* begin Information given *
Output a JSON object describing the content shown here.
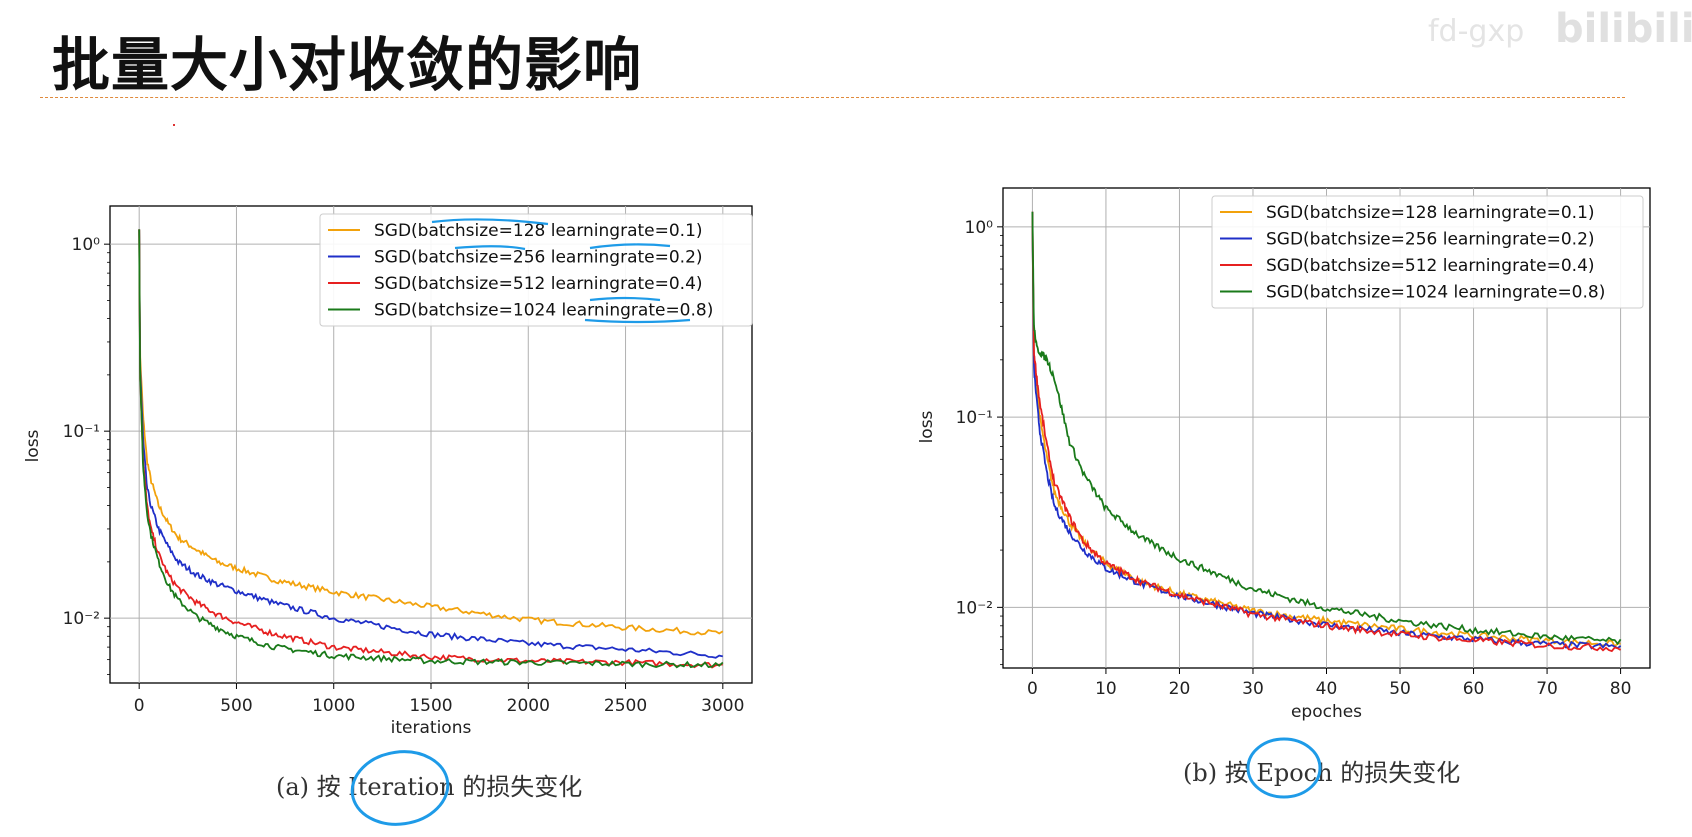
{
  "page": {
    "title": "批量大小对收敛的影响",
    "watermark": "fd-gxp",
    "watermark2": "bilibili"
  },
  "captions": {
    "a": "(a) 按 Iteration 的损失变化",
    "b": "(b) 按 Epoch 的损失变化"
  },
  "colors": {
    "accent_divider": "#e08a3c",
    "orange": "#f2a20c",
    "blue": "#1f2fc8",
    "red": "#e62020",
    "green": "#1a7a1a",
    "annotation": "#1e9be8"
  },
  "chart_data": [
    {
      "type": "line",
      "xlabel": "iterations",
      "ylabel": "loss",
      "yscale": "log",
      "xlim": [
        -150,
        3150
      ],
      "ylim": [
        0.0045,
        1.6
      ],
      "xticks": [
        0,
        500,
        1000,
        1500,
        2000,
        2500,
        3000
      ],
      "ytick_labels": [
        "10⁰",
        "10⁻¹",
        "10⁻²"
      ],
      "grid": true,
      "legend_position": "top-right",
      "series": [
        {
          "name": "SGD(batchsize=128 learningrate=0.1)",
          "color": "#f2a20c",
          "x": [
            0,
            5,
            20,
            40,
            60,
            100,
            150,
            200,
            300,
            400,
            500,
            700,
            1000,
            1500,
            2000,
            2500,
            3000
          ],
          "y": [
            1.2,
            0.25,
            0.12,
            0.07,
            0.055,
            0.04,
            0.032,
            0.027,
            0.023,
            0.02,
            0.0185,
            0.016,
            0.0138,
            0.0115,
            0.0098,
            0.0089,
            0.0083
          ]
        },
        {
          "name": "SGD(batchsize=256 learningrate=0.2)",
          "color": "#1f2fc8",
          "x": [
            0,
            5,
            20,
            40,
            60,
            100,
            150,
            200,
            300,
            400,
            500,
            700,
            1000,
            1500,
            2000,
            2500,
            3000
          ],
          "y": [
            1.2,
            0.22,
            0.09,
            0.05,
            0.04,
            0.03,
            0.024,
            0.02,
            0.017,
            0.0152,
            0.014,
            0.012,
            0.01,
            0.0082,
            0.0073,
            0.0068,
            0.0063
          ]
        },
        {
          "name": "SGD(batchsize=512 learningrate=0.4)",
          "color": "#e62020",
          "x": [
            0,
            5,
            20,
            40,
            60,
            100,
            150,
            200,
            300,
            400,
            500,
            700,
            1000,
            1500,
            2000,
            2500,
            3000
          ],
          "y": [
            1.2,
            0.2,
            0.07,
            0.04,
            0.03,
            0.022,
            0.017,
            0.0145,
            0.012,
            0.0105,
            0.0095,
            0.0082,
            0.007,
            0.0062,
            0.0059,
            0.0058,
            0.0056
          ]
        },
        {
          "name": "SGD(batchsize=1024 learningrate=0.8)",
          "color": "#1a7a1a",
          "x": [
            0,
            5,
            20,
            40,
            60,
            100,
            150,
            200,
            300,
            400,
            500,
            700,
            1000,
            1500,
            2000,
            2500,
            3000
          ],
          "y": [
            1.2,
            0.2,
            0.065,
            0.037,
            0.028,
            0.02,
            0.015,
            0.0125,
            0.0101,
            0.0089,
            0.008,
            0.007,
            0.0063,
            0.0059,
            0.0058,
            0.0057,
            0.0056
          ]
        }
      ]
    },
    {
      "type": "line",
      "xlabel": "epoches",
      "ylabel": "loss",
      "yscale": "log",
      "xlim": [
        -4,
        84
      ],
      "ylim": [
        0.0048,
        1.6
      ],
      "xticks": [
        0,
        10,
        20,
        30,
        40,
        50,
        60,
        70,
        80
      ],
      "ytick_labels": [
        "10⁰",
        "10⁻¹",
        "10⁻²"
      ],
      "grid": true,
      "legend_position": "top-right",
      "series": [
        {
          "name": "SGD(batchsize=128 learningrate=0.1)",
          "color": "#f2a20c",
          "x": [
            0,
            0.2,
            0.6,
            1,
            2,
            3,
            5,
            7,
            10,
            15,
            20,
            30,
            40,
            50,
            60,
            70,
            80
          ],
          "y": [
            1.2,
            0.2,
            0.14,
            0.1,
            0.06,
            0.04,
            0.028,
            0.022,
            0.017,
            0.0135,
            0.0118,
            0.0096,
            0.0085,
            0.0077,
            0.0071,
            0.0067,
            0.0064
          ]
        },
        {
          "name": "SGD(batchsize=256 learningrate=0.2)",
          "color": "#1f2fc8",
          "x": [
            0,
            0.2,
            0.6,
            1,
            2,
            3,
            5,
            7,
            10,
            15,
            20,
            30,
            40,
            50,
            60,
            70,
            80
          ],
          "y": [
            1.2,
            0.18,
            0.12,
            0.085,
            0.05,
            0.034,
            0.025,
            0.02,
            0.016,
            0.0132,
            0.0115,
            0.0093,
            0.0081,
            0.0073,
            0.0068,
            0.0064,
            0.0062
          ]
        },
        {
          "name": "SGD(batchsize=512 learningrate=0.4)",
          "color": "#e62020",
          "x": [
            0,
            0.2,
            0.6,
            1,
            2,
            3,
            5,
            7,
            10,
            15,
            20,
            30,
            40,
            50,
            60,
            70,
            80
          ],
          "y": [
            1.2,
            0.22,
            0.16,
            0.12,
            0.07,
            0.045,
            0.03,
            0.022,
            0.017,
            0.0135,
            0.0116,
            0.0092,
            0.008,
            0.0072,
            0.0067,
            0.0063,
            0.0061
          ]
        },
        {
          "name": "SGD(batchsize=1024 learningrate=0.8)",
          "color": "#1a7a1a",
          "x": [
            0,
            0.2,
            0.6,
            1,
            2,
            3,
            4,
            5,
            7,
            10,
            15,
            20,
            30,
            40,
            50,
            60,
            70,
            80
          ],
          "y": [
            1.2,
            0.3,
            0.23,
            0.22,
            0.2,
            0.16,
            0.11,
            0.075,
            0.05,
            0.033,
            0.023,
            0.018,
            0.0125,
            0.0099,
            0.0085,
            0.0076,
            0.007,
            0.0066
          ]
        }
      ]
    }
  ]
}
* end Information given *
* begin Information given *
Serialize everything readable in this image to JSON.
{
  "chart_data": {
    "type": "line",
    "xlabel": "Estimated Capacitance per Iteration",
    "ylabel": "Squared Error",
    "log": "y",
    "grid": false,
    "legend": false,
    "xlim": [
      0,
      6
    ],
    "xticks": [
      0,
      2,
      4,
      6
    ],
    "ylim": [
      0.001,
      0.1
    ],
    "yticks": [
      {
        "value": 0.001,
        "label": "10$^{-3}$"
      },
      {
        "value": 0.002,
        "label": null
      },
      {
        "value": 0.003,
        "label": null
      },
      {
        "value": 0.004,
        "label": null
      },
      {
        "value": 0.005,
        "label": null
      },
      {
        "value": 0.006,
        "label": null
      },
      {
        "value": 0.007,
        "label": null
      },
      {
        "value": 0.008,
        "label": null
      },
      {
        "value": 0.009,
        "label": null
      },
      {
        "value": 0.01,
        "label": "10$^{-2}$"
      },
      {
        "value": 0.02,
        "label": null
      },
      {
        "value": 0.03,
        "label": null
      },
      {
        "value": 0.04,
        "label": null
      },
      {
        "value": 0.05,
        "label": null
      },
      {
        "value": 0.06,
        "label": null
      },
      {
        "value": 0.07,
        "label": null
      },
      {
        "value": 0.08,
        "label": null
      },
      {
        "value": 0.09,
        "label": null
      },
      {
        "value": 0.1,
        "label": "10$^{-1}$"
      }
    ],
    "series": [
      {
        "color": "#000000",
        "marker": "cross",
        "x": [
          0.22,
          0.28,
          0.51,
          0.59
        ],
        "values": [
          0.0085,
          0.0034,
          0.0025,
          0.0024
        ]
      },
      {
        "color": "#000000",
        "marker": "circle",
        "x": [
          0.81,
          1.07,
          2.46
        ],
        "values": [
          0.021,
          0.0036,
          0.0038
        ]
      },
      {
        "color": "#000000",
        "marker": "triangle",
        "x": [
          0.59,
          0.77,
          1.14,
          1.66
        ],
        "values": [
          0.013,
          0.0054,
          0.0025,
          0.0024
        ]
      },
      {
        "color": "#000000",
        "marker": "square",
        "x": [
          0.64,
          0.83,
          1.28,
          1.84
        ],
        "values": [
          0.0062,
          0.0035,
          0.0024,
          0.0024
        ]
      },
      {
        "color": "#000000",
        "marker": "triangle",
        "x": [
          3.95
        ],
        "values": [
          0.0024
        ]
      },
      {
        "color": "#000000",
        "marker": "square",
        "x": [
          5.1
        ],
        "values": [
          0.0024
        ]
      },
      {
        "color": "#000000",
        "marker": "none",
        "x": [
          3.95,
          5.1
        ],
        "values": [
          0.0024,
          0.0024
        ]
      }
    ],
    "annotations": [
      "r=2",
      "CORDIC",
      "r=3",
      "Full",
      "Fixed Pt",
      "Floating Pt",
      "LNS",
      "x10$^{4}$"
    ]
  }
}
* end Information given *
*Task statement*:
Scan the lines for the string "marker". Copy out each line that matches.

*Answer to this task*:
        "marker": "cross",
        "marker": "circle",
        "marker": "triangle",
        "marker": "square",
        "marker": "triangle",
        "marker": "square",
        "marker": "none",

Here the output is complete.